> **TASK DESCRIPTION**: In the material below, the lines containing the word "hist" are required; copy each of them.
** START DATA EXTRACT **
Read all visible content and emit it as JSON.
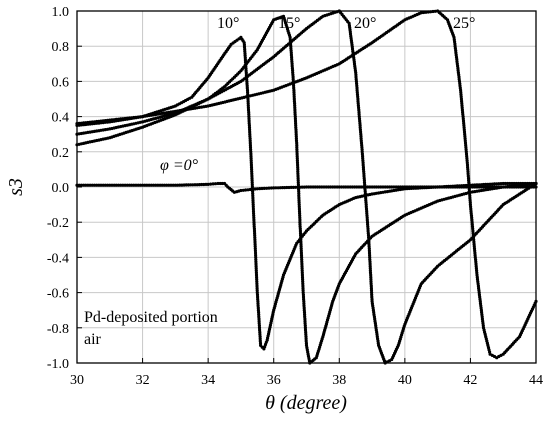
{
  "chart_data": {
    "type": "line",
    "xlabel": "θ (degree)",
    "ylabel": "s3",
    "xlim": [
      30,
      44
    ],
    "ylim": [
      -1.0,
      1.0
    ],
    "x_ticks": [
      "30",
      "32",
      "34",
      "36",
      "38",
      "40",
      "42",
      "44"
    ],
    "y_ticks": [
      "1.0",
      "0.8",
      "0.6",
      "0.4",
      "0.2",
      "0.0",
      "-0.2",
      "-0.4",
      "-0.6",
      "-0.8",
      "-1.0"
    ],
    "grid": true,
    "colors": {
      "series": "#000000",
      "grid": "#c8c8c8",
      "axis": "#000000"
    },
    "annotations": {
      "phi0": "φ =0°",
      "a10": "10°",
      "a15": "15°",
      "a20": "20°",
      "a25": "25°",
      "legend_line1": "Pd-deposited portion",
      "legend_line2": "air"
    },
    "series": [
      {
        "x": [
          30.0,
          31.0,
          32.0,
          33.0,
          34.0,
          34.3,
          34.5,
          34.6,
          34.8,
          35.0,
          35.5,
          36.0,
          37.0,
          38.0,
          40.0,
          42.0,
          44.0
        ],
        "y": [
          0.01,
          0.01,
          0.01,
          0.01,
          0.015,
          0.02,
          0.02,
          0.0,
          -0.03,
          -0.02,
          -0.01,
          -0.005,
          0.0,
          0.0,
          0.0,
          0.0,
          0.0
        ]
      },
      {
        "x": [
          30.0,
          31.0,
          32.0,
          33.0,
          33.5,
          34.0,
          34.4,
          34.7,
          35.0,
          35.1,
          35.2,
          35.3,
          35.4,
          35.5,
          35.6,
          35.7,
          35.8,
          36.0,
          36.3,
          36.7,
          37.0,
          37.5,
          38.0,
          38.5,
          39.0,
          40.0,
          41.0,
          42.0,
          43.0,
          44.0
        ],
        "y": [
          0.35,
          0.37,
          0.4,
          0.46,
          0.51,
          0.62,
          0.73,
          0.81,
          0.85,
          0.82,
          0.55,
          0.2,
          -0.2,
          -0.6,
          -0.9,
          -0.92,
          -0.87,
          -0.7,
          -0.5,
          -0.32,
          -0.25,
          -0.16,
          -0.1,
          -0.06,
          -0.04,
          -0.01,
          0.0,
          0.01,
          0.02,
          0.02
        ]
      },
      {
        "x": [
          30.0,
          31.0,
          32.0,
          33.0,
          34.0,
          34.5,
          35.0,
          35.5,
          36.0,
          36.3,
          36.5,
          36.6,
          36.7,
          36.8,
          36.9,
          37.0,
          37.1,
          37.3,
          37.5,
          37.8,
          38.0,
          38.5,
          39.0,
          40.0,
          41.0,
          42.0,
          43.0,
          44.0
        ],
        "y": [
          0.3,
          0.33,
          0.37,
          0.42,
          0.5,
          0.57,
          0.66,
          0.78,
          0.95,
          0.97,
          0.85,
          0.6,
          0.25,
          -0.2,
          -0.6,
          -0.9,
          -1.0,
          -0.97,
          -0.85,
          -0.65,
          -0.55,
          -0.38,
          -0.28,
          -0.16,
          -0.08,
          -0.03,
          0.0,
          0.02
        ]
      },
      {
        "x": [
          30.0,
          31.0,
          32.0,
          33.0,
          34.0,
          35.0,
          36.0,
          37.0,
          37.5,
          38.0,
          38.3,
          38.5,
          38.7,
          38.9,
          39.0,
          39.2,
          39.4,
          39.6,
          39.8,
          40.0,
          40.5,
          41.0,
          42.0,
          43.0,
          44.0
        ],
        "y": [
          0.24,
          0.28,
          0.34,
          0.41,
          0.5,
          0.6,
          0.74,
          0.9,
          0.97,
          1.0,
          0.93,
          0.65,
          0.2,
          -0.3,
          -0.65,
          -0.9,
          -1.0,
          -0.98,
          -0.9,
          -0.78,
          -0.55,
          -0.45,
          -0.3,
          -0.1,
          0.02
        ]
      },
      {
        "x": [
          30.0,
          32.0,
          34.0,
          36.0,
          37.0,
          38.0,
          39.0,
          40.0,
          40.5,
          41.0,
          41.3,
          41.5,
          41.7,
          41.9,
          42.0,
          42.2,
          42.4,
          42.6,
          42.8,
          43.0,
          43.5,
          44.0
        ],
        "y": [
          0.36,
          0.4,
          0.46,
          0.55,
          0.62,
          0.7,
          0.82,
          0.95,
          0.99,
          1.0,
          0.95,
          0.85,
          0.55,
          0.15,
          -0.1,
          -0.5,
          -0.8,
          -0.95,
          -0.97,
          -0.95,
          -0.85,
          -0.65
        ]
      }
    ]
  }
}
** END DATA EXTRACT **
** START DATA EXTRACT **
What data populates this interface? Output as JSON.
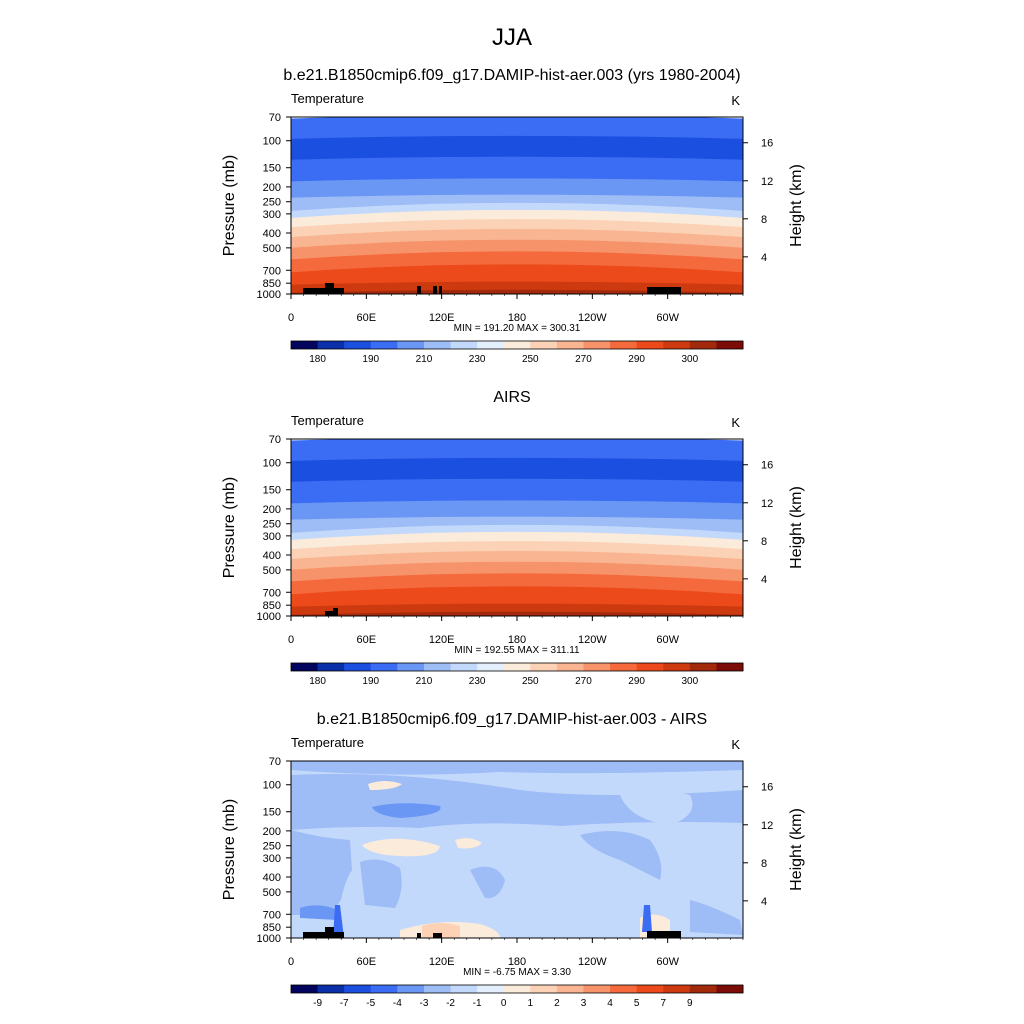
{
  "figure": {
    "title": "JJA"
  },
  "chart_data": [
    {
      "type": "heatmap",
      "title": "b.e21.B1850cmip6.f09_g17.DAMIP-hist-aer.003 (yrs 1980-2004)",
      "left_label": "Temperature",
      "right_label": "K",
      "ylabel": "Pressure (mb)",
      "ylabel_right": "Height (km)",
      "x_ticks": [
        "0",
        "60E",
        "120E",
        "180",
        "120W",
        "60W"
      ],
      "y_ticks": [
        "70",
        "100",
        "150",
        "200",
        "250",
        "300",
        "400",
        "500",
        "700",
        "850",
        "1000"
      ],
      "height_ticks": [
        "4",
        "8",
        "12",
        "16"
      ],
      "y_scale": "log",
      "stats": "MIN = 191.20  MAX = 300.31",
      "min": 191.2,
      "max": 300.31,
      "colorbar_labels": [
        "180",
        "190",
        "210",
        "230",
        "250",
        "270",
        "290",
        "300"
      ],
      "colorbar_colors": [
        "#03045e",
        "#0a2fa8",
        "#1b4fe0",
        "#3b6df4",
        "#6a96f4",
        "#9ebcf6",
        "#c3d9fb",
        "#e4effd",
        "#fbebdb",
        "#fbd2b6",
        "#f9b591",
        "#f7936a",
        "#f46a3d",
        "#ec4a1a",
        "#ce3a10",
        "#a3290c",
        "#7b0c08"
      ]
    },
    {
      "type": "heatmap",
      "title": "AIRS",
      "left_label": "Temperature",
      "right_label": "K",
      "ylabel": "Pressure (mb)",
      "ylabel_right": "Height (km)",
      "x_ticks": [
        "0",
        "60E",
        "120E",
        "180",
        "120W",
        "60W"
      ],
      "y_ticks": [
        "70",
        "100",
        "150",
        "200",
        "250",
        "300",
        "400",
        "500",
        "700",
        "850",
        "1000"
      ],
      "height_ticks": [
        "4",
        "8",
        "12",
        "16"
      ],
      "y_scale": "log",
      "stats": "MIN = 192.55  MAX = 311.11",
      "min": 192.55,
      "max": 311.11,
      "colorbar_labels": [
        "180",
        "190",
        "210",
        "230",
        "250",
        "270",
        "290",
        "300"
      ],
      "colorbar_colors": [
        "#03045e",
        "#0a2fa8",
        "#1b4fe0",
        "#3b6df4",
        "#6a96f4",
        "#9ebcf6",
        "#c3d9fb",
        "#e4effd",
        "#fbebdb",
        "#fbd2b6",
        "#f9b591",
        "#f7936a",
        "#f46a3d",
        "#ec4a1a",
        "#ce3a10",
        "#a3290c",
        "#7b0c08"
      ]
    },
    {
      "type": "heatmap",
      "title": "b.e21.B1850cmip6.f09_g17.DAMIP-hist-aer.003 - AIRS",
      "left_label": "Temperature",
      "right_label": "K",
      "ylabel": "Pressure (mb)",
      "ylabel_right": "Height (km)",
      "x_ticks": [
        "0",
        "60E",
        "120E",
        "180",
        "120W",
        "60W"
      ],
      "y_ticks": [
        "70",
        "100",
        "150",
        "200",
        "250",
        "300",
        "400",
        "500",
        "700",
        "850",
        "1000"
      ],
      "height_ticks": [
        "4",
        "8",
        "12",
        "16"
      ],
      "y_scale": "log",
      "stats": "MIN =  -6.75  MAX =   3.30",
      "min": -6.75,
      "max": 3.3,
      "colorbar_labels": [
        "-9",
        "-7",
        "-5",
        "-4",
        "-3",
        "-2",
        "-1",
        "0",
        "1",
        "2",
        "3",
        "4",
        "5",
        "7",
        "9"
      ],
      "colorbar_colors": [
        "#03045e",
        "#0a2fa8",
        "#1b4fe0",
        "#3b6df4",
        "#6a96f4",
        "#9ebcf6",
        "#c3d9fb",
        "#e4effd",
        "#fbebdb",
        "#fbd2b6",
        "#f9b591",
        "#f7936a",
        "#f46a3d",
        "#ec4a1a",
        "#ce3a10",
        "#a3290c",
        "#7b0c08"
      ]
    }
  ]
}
** END DATA EXTRACT **
> **SOLUTION TO THIS PROBLEM**:
      "title": "b.e21.B1850cmip6.f09_g17.DAMIP-hist-aer.003 (yrs 1980-2004)",
      "title": "b.e21.B1850cmip6.f09_g17.DAMIP-hist-aer.003 - AIRS",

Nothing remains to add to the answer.